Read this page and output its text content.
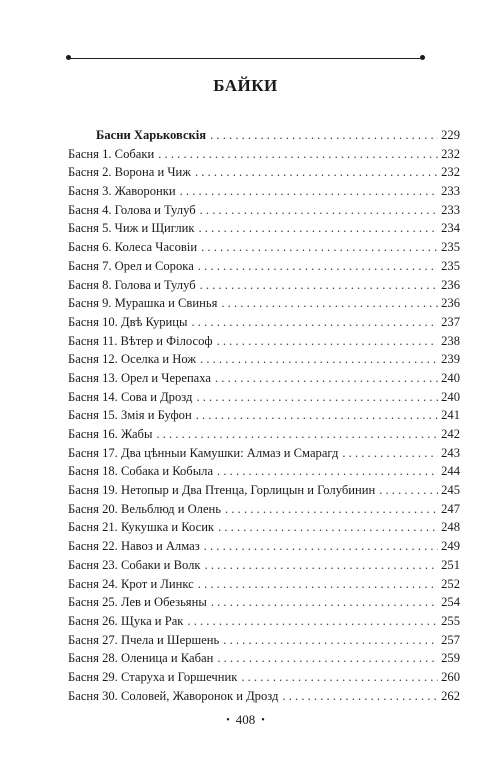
БАЙКИ
Басни Харьковскія . . .	229
Басня 1. Собаки . . .	232
Басня 2. Ворона и Чиж . . .	232
Басня 3. Жаворонки . . .	233
Басня 4. Голова и Тулуб . . .	233
Басня 5. Чиж и Щиглик . . .	234
Басня 6. Колеса Часовіи . . .	235
Басня 7. Орел и Сорока . . .	235
Басня 8. Голова и Тулуб . . .	236
Басня 9. Мурашка и Свинья . . .	236
Басня 10. Двѣ Курицы . . .	237
Басня 11. Вѣтер и Філософ . . .	238
Басня 12. Оселка и Нож . . .	239
Басня 13. Орел и Черепаха . . .	240
Басня 14. Сова и Дрозд . . .	240
Басня 15. Змія и Буфон . . .	241
Басня 16. Жабы . . .	242
Басня 17. Два цѣнныи Камушки: Алмаз и Смарагд . . .	243
Басня 18. Собака и Кобыла . . .	244
Басня 19. Нетопыр и Два Птенца, Горлицын и Голубинин . . .	245
Басня 20. Вельблюд и Олень . . .	247
Басня 21. Кукушка и Косик . . .	248
Басня 22. Навоз и Алмаз . . .	249
Басня 23. Собаки и Волк . . .	251
Басня 24. Крот и Линкс . . .	252
Басня 25. Лев и Обезьяны . . .	254
Басня 26. Щука и Рак . . .	255
Басня 27. Пчела и Шершень . . .	257
Басня 28. Оленица и Кабан . . .	259
Басня 29. Старуха и Горшечник . . .	260
Басня 30. Соловей, Жаворонок и Дрозд . . .	262
• 408 •
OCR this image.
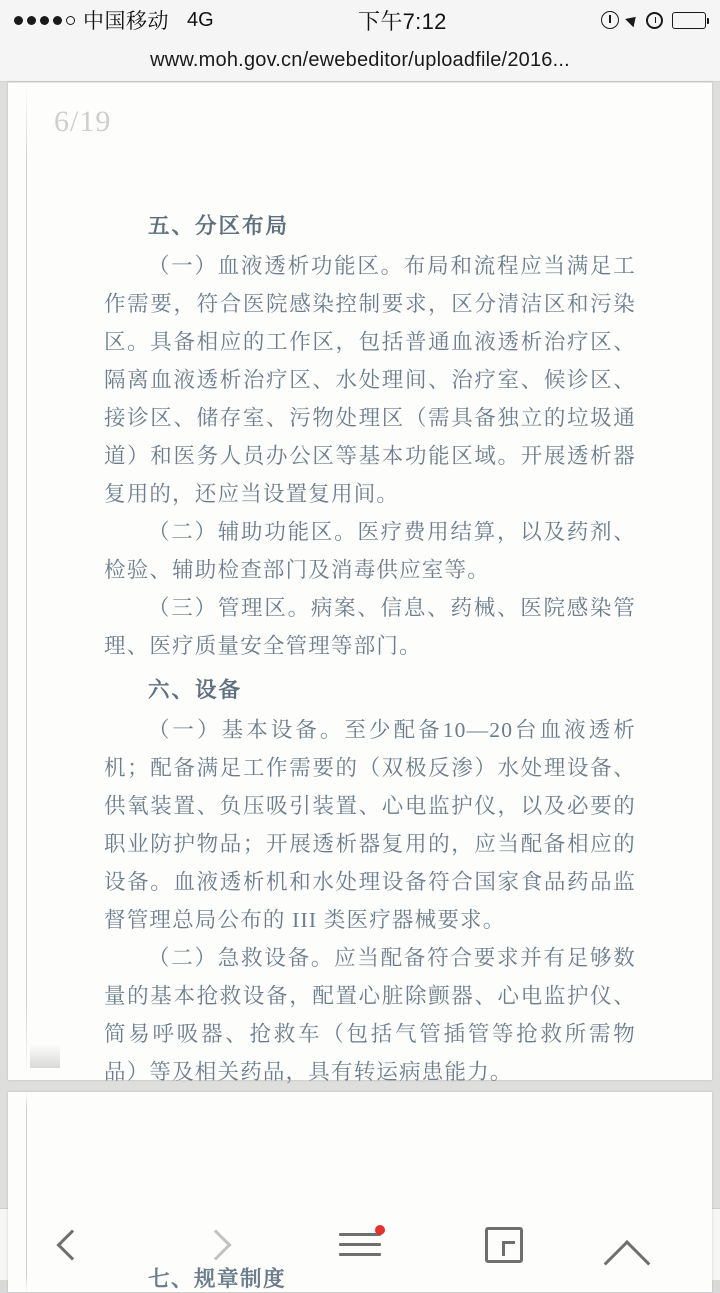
中国移动 4G	下午7:12
www.moh.gov.cn/ewebeditor/uploadfile/2016...
6/19
五、分区布局
（一）血液透析功能区。布局和流程应当满足工作需要，符合医院感染控制要求，区分清洁区和污染区。具备相应的工作区，包括普通血液透析治疗区、隔离血液透析治疗区、水处理间、治疗室、候诊区、接诊区、储存室、污物处理区（需具备独立的垃圾通道）和医务人员办公区等基本功能区域。开展透析器复用的，还应当设置复用间。
（二）辅助功能区。医疗费用结算，以及药剂、检验、辅助检查部门及消毒供应室等。
（三）管理区。病案、信息、药械、医院感染管理、医疗质量安全管理等部门。
六、设备
（一）基本设备。至少配备10—20台血液透析机；配备满足工作需要的（双极反渗）水处理设备、供氧装置、负压吸引装置、心电监护仪，以及必要的职业防护物品；开展透析器复用的，应当配备相应的设备。血液透析机和水处理设备符合国家食品药品监督管理总局公布的 III 类医疗器械要求。
（二）急救设备。应当配备符合要求并有足够数量的基本抢救设备，配置心脏除颤器、心电监护仪、简易呼吸器、抢救车（包括气管插管等抢救所需物品）等及相关药品，具有转运病患能力。
七、规章制度
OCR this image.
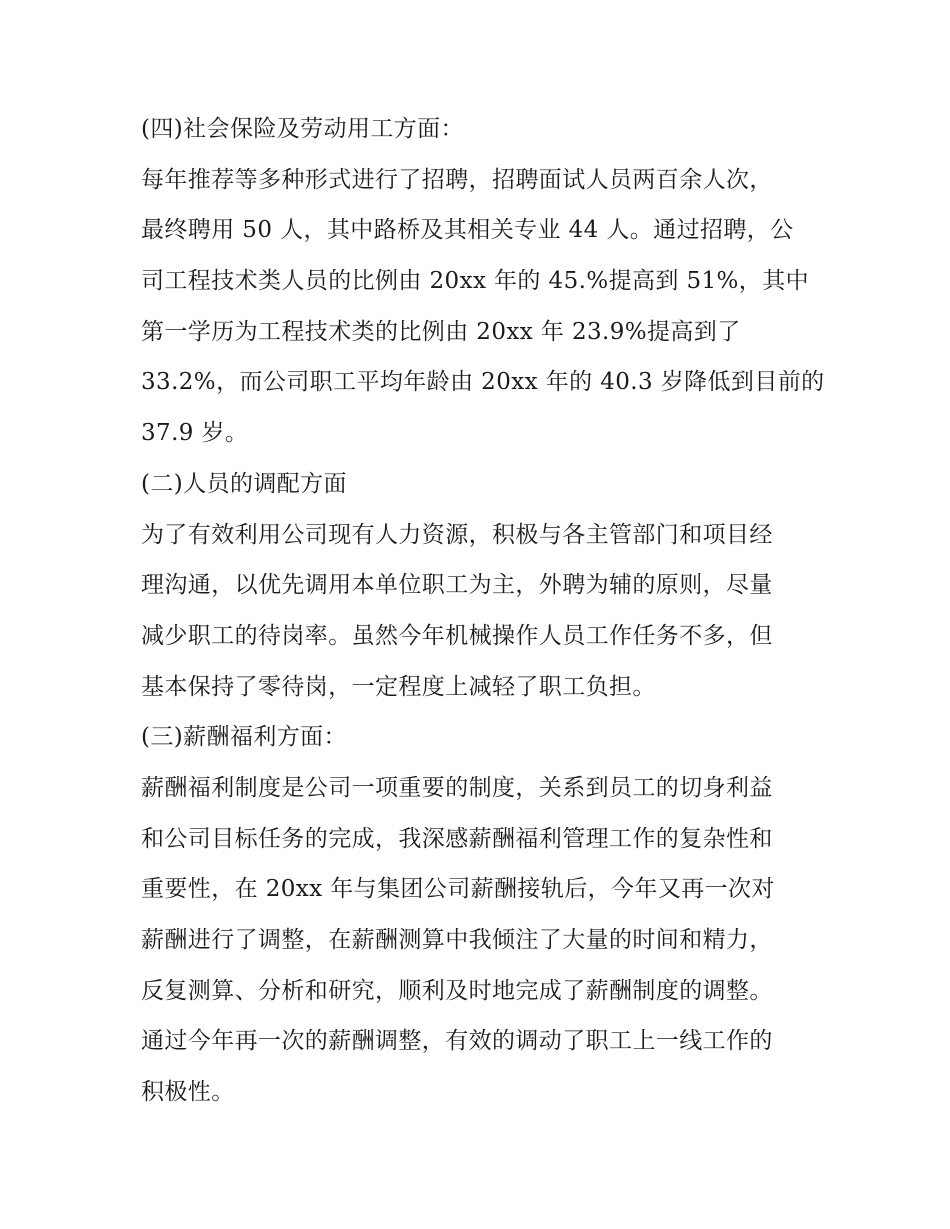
(四)社会保险及劳动用工方面：
每年推荐等多种形式进行了招聘，招聘面试人员两百余人次，
最终聘用 50 人，其中路桥及其相关专业 44 人。通过招聘，公
司工程技术类人员的比例由 20xx 年的 45.%提高到 51%，其中
第一学历为工程技术类的比例由 20xx 年 23.9%提高到了
33.2%，而公司职工平均年龄由 20xx 年的 40.3 岁降低到目前的
37.9 岁。
(二)人员的调配方面
为了有效利用公司现有人力资源，积极与各主管部门和项目经
理沟通，以优先调用本单位职工为主，外聘为辅的原则，尽量
减少职工的待岗率。虽然今年机械操作人员工作任务不多，但
基本保持了零待岗，一定程度上减轻了职工负担。
(三)薪酬福利方面：
薪酬福利制度是公司一项重要的制度，关系到员工的切身利益
和公司目标任务的完成，我深感薪酬福利管理工作的复杂性和
重要性，在 20xx 年与集团公司薪酬接轨后，今年又再一次对
薪酬进行了调整，在薪酬测算中我倾注了大量的时间和精力，
反复测算、分析和研究，顺利及时地完成了薪酬制度的调整。
通过今年再一次的薪酬调整，有效的调动了职工上一线工作的
积极性。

________________________

#### Exercise goal
Pictures are to be left out; all else in the entries above is to be quoted exactly.

#### The response
Read this page and output its text content.
БАЙКИ
Басни Харьковскія . . .	229
Басня 1. Собаки . . .	232
Басня 2. Ворона и Чиж . . .	232
Басня 3. Жаворонки . . .	233
Басня 4. Голова и Тулуб . . .	233
Басня 5. Чиж и Щиглик . . .	234
Басня 6. Колеса Часовіи . . .	235
Басня 7. Орел и Сорока . . .	235
Басня 8. Голова и Тулуб . . .	236
Басня 9. Мурашка и Свинья . . .	236
Басня 10. Двѣ Курицы . . .	237
Басня 11. Вѣтер и Філософ . . .	238
Басня 12. Оселка и Нож . . .	239
Басня 13. Орел и Черепаха . . .	240
Басня 14. Сова и Дрозд . . .	240
Басня 15. Змія и Буфон . . .	241
Басня 16. Жабы . . .	242
Басня 17. Два цѣнныи Камушки: Алмаз и Смарагд . . .	243
Басня 18. Собака и Кобыла . . .	244
Басня 19. Нетопыр и Два Птенца, Горлицын и Голубинин . . .	245
Басня 20. Вельблюд и Олень . . .	247
Басня 21. Кукушка и Косик . . .	248
Басня 22. Навоз и Алмаз . . .	249
Басня 23. Собаки и Волк . . .	251
Басня 24. Крот и Линкс . . .	252
Басня 25. Лев и Обезьяны . . .	254
Басня 26. Щука и Рак . . .	255
Басня 27. Пчела и Шершень . . .	257
Басня 28. Оленица и Кабан . . .	259
Басня 29. Старуха и Горшечник . . .	260
Басня 30. Соловей, Жаворонок и Дрозд . . .	262
• 408 •
OCR this image.
中国移动 4G	下午7:12
www.moh.gov.cn/ewebeditor/uploadfile/2016...
6/19
五、分区布局
（一）血液透析功能区。布局和流程应当满足工作需要，符合医院感染控制要求，区分清洁区和污染区。具备相应的工作区，包括普通血液透析治疗区、隔离血液透析治疗区、水处理间、治疗室、候诊区、接诊区、储存室、污物处理区（需具备独立的垃圾通道）和医务人员办公区等基本功能区域。开展透析器复用的，还应当设置复用间。
（二）辅助功能区。医疗费用结算，以及药剂、检验、辅助检查部门及消毒供应室等。
（三）管理区。病案、信息、药械、医院感染管理、医疗质量安全管理等部门。
六、设备
（一）基本设备。至少配备10—20台血液透析机；配备满足工作需要的（双极反渗）水处理设备、供氧装置、负压吸引装置、心电监护仪，以及必要的职业防护物品；开展透析器复用的，应当配备相应的设备。血液透析机和水处理设备符合国家食品药品监督管理总局公布的 III 类医疗器械要求。
（二）急救设备。应当配备符合要求并有足够数量的基本抢救设备，配置心脏除颤器、心电监护仪、简易呼吸器、抢救车（包括气管插管等抢救所需物品）等及相关药品，具有转运病患能力。
七、规章制度
OCR this image.
(四)社会保险及劳动用工方面：
每年推荐等多种形式进行了招聘，招聘面试人员两百余人次，
最终聘用 50 人，其中路桥及其相关专业 44 人。通过招聘，公
司工程技术类人员的比例由 20xx 年的 45.%提高到 51%，其中
第一学历为工程技术类的比例由 20xx 年 23.9%提高到了
33.2%，而公司职工平均年龄由 20xx 年的 40.3 岁降低到目前的
37.9 岁。
(二)人员的调配方面
为了有效利用公司现有人力资源，积极与各主管部门和项目经
理沟通，以优先调用本单位职工为主，外聘为辅的原则，尽量
减少职工的待岗率。虽然今年机械操作人员工作任务不多，但
基本保持了零待岗，一定程度上减轻了职工负担。
(三)薪酬福利方面：
薪酬福利制度是公司一项重要的制度，关系到员工的切身利益
和公司目标任务的完成，我深感薪酬福利管理工作的复杂性和
重要性，在 20xx 年与集团公司薪酬接轨后，今年又再一次对
薪酬进行了调整，在薪酬测算中我倾注了大量的时间和精力，
反复测算、分析和研究，顺利及时地完成了薪酬制度的调整。
通过今年再一次的薪酬调整，有效的调动了职工上一线工作的
积极性。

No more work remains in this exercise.